#### What is required
From the records, pick out and copy each line containing "ClassNotFoundException".

******************************

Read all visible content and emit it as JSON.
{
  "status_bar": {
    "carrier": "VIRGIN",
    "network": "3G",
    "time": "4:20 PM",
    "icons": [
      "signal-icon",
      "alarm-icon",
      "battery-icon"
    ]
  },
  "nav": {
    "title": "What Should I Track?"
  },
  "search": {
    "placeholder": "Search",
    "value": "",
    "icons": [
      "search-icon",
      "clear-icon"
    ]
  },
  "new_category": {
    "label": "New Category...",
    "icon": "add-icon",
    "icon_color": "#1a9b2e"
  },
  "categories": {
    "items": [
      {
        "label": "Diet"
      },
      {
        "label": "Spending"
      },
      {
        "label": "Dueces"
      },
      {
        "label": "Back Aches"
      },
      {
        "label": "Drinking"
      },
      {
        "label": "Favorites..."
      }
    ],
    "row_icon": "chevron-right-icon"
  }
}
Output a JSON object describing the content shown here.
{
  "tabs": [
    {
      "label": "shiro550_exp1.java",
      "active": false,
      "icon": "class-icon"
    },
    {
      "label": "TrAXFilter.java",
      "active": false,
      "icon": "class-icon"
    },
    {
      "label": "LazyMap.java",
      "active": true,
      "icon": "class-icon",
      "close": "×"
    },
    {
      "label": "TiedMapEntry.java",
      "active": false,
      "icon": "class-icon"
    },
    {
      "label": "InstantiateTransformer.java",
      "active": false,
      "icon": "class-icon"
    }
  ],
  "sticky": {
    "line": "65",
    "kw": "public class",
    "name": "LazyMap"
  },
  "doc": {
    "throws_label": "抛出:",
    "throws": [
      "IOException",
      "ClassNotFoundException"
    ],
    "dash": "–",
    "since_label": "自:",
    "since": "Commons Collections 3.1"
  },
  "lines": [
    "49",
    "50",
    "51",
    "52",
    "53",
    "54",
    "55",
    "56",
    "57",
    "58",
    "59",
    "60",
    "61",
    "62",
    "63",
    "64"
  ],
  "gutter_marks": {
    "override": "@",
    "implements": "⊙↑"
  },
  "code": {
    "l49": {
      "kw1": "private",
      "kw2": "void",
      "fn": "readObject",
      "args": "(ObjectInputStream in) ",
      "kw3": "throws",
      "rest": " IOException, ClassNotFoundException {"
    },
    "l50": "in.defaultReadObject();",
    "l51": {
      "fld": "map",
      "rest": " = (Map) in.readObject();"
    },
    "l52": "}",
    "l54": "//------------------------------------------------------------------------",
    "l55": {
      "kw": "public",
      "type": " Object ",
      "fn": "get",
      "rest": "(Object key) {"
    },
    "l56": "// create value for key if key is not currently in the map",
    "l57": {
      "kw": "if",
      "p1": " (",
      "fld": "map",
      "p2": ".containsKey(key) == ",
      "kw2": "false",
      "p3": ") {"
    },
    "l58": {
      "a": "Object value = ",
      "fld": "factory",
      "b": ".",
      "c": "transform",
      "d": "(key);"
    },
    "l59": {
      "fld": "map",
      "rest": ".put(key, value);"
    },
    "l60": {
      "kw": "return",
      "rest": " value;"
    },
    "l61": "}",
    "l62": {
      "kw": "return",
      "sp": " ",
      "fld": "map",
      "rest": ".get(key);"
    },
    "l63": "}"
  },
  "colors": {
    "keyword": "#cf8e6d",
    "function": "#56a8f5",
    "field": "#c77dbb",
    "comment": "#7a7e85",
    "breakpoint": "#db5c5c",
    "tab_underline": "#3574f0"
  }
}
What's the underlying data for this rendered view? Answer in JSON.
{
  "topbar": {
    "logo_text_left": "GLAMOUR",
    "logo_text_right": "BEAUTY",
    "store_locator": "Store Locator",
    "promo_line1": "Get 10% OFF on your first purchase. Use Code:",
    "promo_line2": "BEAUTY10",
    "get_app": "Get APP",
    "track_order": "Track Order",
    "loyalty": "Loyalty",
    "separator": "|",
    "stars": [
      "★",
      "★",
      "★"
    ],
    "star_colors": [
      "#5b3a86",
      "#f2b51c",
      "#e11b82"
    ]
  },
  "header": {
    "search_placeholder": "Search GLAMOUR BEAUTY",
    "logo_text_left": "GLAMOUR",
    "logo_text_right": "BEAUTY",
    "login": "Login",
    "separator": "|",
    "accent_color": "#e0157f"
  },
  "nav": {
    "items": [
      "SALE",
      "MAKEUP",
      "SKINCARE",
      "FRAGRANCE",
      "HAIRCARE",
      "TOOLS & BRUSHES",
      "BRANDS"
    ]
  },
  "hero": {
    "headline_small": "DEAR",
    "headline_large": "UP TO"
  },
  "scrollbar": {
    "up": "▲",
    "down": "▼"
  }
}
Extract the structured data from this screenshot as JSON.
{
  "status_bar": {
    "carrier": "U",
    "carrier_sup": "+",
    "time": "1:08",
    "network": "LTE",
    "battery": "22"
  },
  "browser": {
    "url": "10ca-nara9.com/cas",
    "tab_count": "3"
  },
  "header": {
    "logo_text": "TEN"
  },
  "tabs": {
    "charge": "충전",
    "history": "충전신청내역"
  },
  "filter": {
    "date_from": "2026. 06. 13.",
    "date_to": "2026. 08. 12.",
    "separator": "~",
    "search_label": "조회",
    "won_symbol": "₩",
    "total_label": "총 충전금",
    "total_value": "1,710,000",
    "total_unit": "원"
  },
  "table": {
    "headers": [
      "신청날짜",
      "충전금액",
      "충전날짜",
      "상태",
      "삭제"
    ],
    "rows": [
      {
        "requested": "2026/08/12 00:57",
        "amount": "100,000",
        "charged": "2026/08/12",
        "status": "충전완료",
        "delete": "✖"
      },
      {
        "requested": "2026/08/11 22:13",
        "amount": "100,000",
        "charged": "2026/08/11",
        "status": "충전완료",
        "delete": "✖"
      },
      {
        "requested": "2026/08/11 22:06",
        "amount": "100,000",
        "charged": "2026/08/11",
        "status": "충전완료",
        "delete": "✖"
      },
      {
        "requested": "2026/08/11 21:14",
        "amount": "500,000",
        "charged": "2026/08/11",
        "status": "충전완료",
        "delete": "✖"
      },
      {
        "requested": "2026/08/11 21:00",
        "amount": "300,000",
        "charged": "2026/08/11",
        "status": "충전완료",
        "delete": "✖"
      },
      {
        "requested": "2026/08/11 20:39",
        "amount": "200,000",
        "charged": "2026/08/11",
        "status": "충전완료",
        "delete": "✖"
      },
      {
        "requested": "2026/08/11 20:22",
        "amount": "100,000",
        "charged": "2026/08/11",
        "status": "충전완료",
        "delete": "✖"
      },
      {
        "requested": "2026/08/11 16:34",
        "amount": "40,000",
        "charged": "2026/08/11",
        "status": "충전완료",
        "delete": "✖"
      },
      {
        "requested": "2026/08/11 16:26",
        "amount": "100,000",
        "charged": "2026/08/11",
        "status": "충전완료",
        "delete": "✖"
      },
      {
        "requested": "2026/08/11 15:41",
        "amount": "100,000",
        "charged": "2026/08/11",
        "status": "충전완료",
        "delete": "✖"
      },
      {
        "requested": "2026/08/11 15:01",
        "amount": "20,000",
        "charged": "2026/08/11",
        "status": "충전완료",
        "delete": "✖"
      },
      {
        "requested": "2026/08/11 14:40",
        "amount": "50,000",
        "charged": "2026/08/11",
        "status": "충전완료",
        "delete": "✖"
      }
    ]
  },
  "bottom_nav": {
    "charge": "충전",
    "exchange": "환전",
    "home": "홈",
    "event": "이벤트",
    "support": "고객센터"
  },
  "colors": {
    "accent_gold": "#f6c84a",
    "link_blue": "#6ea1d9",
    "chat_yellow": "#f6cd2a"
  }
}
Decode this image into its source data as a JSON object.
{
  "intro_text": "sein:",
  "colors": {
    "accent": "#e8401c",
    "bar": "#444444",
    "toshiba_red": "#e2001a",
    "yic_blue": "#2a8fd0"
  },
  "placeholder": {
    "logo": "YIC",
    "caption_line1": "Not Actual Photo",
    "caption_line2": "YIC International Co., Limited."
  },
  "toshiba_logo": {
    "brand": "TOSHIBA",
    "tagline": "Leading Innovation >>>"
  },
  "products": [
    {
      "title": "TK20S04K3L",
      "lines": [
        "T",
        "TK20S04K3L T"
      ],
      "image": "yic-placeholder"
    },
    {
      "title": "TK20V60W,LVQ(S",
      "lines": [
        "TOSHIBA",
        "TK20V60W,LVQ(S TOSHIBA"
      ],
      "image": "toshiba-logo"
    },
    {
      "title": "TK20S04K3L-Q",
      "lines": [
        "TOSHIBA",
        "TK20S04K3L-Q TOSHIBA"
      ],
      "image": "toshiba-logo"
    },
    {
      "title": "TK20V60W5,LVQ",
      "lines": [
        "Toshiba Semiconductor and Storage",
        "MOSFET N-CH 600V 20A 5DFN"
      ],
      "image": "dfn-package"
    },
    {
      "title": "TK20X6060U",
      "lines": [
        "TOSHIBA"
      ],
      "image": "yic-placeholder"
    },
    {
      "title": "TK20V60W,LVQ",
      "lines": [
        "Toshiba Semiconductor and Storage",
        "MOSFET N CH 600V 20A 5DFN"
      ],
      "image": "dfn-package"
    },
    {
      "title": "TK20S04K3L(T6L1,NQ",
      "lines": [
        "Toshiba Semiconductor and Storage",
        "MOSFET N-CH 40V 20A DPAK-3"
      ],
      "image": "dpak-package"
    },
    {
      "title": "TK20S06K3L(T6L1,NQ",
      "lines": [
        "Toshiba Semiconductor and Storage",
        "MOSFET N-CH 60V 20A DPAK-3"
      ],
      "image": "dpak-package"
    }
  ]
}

******************************

#### Solution below
      "ClassNotFoundException"
      "rest": " IOException, ClassNotFoundException {"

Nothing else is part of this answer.